• [Conjunto de tarefas]
(1) Segundo o texto sobre o Concílio Vaticano II, quantos votos contra recebeu o documento sobre a Liberdade religiosa?
(2) Por favor, atualize a listagem da linha com "Segment this screenshot: for" até a linha com "- grid-cell[interactable]: [70, 214, 92, 235]", trocando "interactable" por "clickable" e mantendo todo o resto igual. Deixe as imagens de fora da resposta.

• [Texto fornecido]
§ §
A elaboração de uma nova teologia

Razões para Acreditar 12 novembro 2023  •  Tempo de Leitura: 9

1. O Concílio Vaticano II aconteceu porque João XXIII se revelou, como Papa, o fruto mais genuíno da liberdade do Evangelho e da atenção aos sinais dos tempos. Ao convocar o Concílio, mostrou que essa liberdade era para todos, a começar pelos teólogos mais inovadores e mais reprimidos. Apesar de todas as oposições, não desistiu desse caminho. Por outro lado, não se pode esquecer que o próprio documento sobre a Liberdade religiosa esteve na agenda conciliar desde o começo, mas só foi admitido e votado na fase final do Concílio, depois de ásperos e longos debates [1]. Apesar de todas essas dificuldades, esse documento recebeu 2308 votos a favor e apenas 70 contra.
§ §
• [Material fornecido]
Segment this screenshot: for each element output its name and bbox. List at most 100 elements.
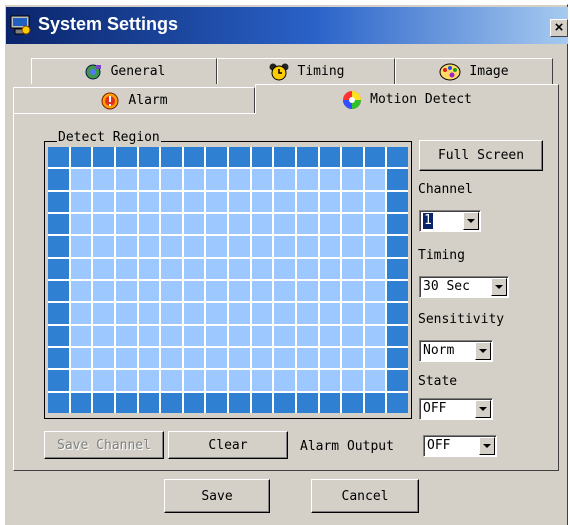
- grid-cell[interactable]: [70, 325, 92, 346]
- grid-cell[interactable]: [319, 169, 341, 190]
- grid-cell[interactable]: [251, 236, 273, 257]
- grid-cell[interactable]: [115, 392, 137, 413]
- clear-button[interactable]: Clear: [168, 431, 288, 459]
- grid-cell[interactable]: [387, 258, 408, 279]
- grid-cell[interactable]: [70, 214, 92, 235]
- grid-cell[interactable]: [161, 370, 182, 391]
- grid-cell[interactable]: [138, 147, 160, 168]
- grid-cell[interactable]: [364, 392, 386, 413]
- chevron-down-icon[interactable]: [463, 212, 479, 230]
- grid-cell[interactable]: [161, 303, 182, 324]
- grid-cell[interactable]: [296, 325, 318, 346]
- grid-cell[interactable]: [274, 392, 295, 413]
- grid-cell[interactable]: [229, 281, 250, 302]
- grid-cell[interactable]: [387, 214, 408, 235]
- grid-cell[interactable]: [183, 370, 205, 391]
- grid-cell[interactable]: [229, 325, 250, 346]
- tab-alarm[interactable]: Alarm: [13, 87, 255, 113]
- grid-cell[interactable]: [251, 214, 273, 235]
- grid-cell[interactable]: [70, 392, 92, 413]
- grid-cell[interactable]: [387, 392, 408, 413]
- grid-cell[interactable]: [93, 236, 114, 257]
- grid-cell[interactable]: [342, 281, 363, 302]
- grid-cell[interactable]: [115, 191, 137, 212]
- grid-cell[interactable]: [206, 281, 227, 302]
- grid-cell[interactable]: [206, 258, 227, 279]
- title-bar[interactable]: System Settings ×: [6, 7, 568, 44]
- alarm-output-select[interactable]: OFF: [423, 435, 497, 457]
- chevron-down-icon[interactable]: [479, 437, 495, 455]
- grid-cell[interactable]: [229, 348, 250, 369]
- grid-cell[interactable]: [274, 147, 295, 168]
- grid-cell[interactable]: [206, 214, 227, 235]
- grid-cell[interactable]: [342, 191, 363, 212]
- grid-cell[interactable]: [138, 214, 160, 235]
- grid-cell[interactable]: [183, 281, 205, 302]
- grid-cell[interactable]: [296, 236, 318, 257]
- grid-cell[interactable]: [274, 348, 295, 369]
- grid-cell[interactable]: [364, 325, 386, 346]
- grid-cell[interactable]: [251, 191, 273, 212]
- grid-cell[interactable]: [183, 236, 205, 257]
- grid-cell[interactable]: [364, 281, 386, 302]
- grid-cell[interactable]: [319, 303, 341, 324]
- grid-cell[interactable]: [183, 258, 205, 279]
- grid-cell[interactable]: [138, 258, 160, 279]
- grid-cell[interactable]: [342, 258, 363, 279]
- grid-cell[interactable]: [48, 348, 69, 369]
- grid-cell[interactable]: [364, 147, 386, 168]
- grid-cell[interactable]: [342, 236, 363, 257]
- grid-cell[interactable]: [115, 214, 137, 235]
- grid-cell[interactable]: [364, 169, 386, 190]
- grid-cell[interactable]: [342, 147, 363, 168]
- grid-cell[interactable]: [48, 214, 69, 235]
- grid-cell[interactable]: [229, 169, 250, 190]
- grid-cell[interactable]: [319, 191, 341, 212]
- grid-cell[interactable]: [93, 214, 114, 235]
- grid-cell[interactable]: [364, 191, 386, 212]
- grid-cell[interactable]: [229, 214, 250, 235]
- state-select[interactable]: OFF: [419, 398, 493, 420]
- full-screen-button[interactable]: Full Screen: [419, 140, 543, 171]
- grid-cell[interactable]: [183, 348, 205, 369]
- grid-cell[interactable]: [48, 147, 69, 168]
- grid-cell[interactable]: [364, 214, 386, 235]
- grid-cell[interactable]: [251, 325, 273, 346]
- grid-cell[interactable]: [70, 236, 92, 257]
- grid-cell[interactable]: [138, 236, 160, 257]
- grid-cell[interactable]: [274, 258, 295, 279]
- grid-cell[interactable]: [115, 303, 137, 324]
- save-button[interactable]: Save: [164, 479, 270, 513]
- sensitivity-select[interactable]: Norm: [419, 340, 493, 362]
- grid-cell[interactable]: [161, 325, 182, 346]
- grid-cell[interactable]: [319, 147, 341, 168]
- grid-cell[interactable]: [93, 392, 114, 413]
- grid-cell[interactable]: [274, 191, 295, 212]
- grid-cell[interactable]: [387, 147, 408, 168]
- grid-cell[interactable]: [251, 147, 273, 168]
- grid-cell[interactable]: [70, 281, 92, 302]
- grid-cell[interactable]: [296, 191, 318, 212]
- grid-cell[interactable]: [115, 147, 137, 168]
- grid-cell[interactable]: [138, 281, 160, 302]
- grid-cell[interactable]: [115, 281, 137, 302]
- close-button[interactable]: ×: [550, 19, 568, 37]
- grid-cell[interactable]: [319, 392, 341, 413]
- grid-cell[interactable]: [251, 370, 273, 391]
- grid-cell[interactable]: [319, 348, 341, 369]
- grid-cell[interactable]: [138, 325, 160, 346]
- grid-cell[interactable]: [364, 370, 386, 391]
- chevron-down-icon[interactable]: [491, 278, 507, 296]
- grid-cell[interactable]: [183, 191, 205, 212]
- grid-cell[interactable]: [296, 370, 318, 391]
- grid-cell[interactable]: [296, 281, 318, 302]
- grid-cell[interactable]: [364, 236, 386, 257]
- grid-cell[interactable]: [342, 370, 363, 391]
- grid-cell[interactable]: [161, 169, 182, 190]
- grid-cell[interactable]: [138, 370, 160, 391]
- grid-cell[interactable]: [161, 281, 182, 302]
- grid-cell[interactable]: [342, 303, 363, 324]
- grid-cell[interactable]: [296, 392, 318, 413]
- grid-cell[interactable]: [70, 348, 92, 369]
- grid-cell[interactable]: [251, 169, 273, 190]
§ §
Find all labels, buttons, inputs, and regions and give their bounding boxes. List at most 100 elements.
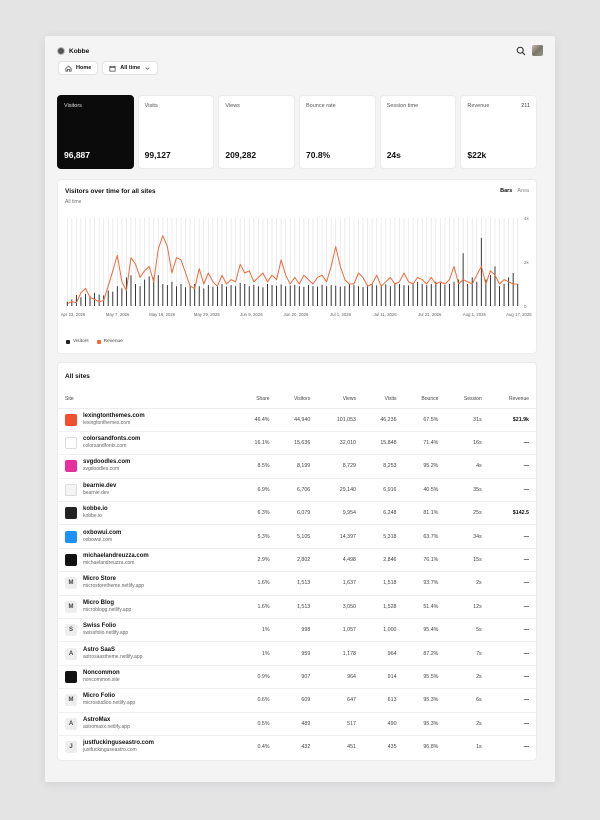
§ §
• [Respostas fornecidas]
(1) Apenas 70 votos contra.

(2)
Segment this screenshot: for each element output its name and bbox. List at most 100 elements.
- grid-cell[clickable]: [70, 325, 92, 346]
- grid-cell[clickable]: [319, 169, 341, 190]
- grid-cell[clickable]: [251, 236, 273, 257]
- grid-cell[clickable]: [115, 392, 137, 413]
- clear-button[clickable]: Clear: [168, 431, 288, 459]
- grid-cell[clickable]: [387, 258, 408, 279]
- grid-cell[clickable]: [70, 214, 92, 235]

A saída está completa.